Alle Jahre wieder.

Ich mag den Advent. Das behaupte ich jedes Jahr und glaube mir. Die Gerüche, die Geschmäcker, die Gemütlichkeit. Kirchenglocken läuten ihre Versprechen in die Dunkelheit. Die Hoffnung auf den ersten Schnee, auf dass er die Wunden der Stadt mit Licht verhüllen möge. Ende November habe ich eine Liste im Kopf: Yogastunden, Plätzchenrezepte, freundschaftliche Einkaufsbummel, karitativer Weihnachtsmarkt und Strick und katerfreier Glühweingenuss, das will ich alles. Dezember ist ein Lichtermeer, steht in einem Kinderbuch meiner Tochter, und ich nicke begeistert und sage, ja genau. Dann wird alles ganz anders. Komisch, dass mich das alle Jahre wieder überrascht.

Vor zehn Jahren bin ich im Dezember verrückt geworden. Natürlich lässt sich das nicht als Singularität verkaufen, aber es klingt besser. Und fühlt sich für mich nach der Wahrheit an, auch wenn ich schon mein Leben lang ein bisschen schräg bin. Der Dezember 2007 war kein Lichtermeer, der war ein feuchter Keller, eine Wendeltreppe im leeren Raum, ein Death Metal Konzert um vier Uhr morgens. Tägliche, siebzigminütige Märsche durch Kälte und Matsch zu meiner Arbeit (und wieder zurück), um Bahn oder Bus zu umgehen. ÖPNV gleich Superhorror. Im Büro total zugedröhnt am Schreibtisch sitzen und das klingelnde Telefon anstarren. In Meetings den rotierenden Mündern wortlos zunicken und alles sofort wieder vergessen. Ich weiß heute echt nicht mehr, wie es mir gelang, den Eindruck von Normalität aufrecht zu erhalten. Vielleicht gelang es mir auch überhaupt nicht, und ich habe seit zehn Jahren den Ruf einer genialen Exzentrikerin, ohne es zu wissen.
..........
[AUFGABE] Stimmen diese Aussagen mit dem Auszug überein? Antworte jeweils mit Ja oder Nein und zitiere die ausschlaggebenden Worte wörtlich: (a) Im Dezember 2007 ging die erzählende Person täglich zu Fuß zur Arbeit, um Bahn und Bus zu meiden. (b) Zur Liste, die Ende November im Kopf ist, gehört ein Death Metal Konzert. (c) Der Satz „Dezember ist ein Lichtermeer“ stammt aus einem Kinderbuch der Tochter.
..........
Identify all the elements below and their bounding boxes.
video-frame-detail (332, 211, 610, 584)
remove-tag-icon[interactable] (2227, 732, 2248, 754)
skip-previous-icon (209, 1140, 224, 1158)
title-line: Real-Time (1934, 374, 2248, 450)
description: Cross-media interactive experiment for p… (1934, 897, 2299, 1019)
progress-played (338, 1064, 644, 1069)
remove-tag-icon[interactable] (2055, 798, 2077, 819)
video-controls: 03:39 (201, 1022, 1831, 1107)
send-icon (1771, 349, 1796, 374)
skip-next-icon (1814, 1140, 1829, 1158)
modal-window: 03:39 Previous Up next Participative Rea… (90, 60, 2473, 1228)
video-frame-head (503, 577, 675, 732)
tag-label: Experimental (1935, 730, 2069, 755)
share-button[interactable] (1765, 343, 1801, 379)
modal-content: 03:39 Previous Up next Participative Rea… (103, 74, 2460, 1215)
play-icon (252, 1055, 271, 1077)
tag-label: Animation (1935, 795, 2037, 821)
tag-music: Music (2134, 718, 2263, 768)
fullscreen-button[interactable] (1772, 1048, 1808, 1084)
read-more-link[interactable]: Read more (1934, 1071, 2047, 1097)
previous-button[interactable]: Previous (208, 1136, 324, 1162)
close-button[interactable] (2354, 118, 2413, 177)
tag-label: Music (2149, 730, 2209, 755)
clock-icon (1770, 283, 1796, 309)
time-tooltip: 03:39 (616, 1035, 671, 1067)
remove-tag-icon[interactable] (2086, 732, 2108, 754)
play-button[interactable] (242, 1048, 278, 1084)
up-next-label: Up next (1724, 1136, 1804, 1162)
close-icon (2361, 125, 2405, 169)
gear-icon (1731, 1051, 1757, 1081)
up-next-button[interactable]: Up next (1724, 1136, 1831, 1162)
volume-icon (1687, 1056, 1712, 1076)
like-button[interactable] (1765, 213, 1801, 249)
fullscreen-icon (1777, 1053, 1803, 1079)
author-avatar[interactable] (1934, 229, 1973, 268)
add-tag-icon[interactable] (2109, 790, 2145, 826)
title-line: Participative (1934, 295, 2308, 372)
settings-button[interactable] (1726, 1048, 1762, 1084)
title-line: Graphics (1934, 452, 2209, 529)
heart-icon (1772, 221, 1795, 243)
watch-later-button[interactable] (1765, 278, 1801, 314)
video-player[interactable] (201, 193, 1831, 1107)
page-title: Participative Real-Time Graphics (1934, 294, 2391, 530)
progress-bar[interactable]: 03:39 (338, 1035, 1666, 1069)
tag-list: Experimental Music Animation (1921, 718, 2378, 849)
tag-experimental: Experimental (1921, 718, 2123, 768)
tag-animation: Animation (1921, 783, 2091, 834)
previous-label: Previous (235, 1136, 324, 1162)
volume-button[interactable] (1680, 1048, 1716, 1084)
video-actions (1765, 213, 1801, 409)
..........
[RICHTIGE ANTWORT]
(a) Ja: „Tägliche, siebzigminütige Märsche durch Kälte und Matsch zu meiner Arbeit (und wieder zurück), um Bahn oder Bus zu umgehen.“
(b) Nein: „Yogastunden, Plätzchenrezepte, freundschaftliche Einkaufsbummel, karitativer Weihnachtsmarkt und Strick und katerfreier Glühweingenuss, das will ich alles.“
(c) Ja: „Dezember ist ein Lichtermeer, steht in einem Kinderbuch meiner Tochter“